RECORDS SHOWN:
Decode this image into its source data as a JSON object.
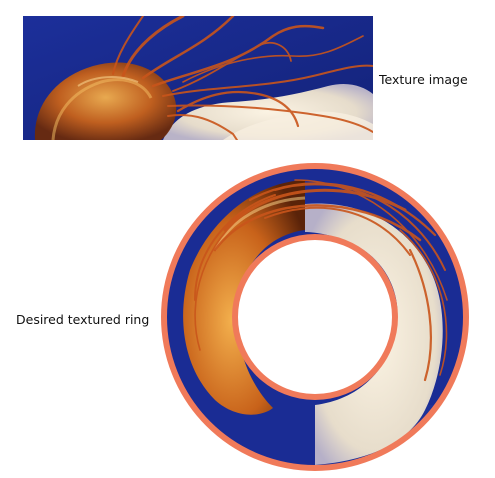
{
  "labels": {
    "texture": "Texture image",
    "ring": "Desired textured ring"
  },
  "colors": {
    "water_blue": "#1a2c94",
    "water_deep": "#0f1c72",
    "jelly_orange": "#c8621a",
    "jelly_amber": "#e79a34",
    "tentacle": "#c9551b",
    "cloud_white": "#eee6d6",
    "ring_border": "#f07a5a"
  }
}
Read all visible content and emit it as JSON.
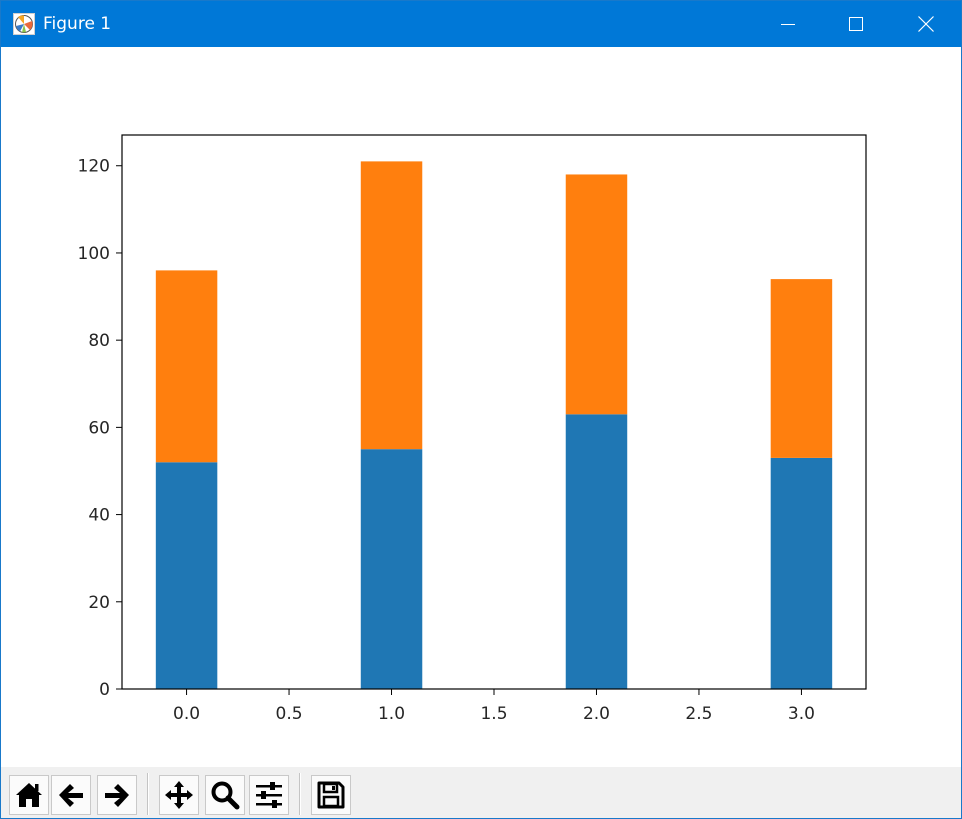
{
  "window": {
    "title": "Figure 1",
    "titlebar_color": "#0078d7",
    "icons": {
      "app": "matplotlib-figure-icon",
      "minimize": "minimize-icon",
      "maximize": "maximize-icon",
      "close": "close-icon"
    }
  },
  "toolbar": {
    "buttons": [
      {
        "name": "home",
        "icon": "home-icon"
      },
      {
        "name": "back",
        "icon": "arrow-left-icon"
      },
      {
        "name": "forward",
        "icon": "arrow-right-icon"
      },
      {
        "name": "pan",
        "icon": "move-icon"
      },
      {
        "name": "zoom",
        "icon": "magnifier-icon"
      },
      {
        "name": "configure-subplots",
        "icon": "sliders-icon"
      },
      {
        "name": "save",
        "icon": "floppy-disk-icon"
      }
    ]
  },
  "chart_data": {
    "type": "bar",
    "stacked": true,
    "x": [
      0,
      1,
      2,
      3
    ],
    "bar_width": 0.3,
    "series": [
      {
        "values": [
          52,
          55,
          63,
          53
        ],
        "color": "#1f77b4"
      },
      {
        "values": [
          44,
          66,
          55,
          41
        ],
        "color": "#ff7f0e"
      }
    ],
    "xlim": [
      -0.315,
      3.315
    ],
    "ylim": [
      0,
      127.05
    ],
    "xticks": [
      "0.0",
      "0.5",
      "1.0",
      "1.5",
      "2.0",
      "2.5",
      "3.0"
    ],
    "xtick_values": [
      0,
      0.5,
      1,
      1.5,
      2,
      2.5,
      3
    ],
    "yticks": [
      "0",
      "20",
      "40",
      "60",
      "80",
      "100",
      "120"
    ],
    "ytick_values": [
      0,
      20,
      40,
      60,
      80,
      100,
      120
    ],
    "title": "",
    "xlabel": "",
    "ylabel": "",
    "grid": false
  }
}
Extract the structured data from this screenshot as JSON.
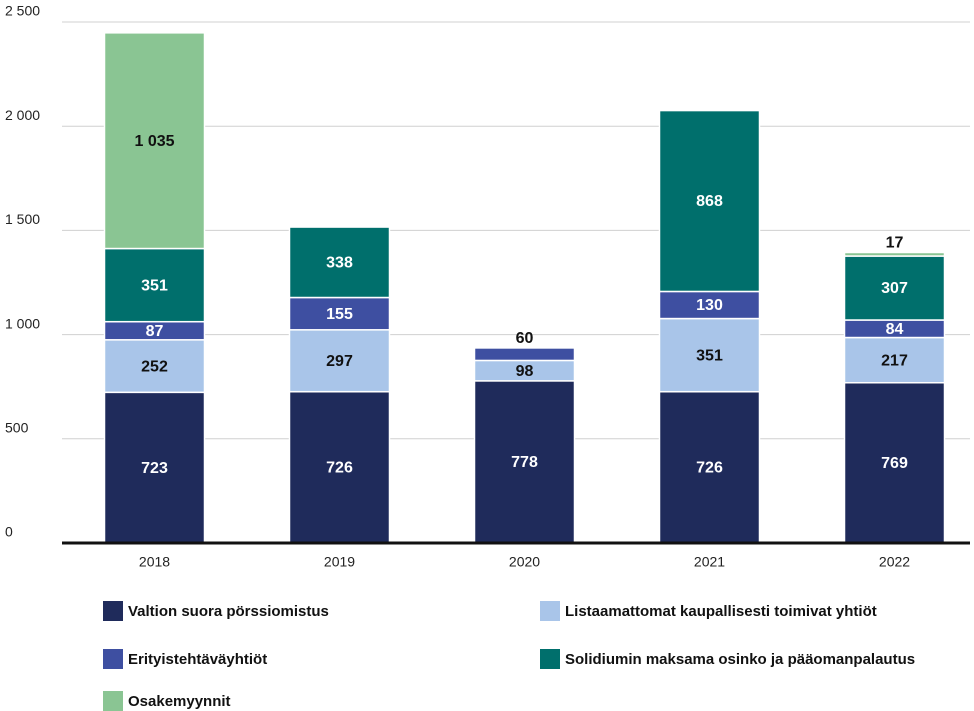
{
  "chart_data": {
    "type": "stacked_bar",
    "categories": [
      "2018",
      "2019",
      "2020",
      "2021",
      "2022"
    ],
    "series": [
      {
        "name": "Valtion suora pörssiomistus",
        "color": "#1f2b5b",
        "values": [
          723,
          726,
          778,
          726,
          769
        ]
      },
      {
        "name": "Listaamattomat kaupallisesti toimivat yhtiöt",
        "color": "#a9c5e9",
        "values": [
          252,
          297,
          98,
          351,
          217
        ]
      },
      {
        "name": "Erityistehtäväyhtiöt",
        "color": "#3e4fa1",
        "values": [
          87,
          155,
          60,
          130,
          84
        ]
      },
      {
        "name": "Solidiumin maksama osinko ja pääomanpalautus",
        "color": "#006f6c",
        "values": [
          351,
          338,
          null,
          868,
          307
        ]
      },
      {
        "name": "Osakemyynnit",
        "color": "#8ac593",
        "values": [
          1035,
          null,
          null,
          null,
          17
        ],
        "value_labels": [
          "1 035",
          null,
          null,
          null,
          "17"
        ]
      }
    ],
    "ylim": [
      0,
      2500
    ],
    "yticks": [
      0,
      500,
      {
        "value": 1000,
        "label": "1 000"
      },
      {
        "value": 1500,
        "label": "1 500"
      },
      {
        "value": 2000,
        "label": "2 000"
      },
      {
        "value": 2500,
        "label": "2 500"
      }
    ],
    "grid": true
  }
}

TASK GOAL: Repeat all the data as it stands, dropping any images it holds.

ANSWER TO THE PROBLEM:
Decode this image into its source data as a JSON object.
{
  "labels": {
    "texture": "Texture image",
    "ring": "Desired textured ring"
  },
  "colors": {
    "water_blue": "#1a2c94",
    "water_deep": "#0f1c72",
    "jelly_orange": "#c8621a",
    "jelly_amber": "#e79a34",
    "tentacle": "#c9551b",
    "cloud_white": "#eee6d6",
    "ring_border": "#f07a5a"
  }
}
Read all visible content and emit it as JSON.
{
  "window": {
    "title": "Figure 1",
    "titlebar_color": "#0078d7",
    "icons": {
      "app": "matplotlib-figure-icon",
      "minimize": "minimize-icon",
      "maximize": "maximize-icon",
      "close": "close-icon"
    }
  },
  "toolbar": {
    "buttons": [
      {
        "name": "home",
        "icon": "home-icon"
      },
      {
        "name": "back",
        "icon": "arrow-left-icon"
      },
      {
        "name": "forward",
        "icon": "arrow-right-icon"
      },
      {
        "name": "pan",
        "icon": "move-icon"
      },
      {
        "name": "zoom",
        "icon": "magnifier-icon"
      },
      {
        "name": "configure-subplots",
        "icon": "sliders-icon"
      },
      {
        "name": "save",
        "icon": "floppy-disk-icon"
      }
    ]
  },
  "chart_data": {
    "type": "bar",
    "stacked": true,
    "x": [
      0,
      1,
      2,
      3
    ],
    "bar_width": 0.3,
    "series": [
      {
        "values": [
          52,
          55,
          63,
          53
        ],
        "color": "#1f77b4"
      },
      {
        "values": [
          44,
          66,
          55,
          41
        ],
        "color": "#ff7f0e"
      }
    ],
    "xlim": [
      -0.315,
      3.315
    ],
    "ylim": [
      0,
      127.05
    ],
    "xticks": [
      "0.0",
      "0.5",
      "1.0",
      "1.5",
      "2.0",
      "2.5",
      "3.0"
    ],
    "xtick_values": [
      0,
      0.5,
      1,
      1.5,
      2,
      2.5,
      3
    ],
    "yticks": [
      "0",
      "20",
      "40",
      "60",
      "80",
      "100",
      "120"
    ],
    "ytick_values": [
      0,
      20,
      40,
      60,
      80,
      100,
      120
    ],
    "title": "",
    "xlabel": "",
    "ylabel": "",
    "grid": false
  }
}
Extract the structured data from this screenshot as JSON.
{
  "chart_data": {
    "type": "stacked_bar",
    "categories": [
      "2018",
      "2019",
      "2020",
      "2021",
      "2022"
    ],
    "series": [
      {
        "name": "Valtion suora pörssiomistus",
        "color": "#1f2b5b",
        "values": [
          723,
          726,
          778,
          726,
          769
        ]
      },
      {
        "name": "Listaamattomat kaupallisesti toimivat yhtiöt",
        "color": "#a9c5e9",
        "values": [
          252,
          297,
          98,
          351,
          217
        ]
      },
      {
        "name": "Erityistehtäväyhtiöt",
        "color": "#3e4fa1",
        "values": [
          87,
          155,
          60,
          130,
          84
        ]
      },
      {
        "name": "Solidiumin maksama osinko ja pääomanpalautus",
        "color": "#006f6c",
        "values": [
          351,
          338,
          null,
          868,
          307
        ]
      },
      {
        "name": "Osakemyynnit",
        "color": "#8ac593",
        "values": [
          1035,
          null,
          null,
          null,
          17
        ],
        "value_labels": [
          "1 035",
          null,
          null,
          null,
          "17"
        ]
      }
    ],
    "ylim": [
      0,
      2500
    ],
    "yticks": [
      0,
      500,
      {
        "value": 1000,
        "label": "1 000"
      },
      {
        "value": 1500,
        "label": "1 500"
      },
      {
        "value": 2000,
        "label": "2 000"
      },
      {
        "value": 2500,
        "label": "2 500"
      }
    ],
    "grid": true
  }
}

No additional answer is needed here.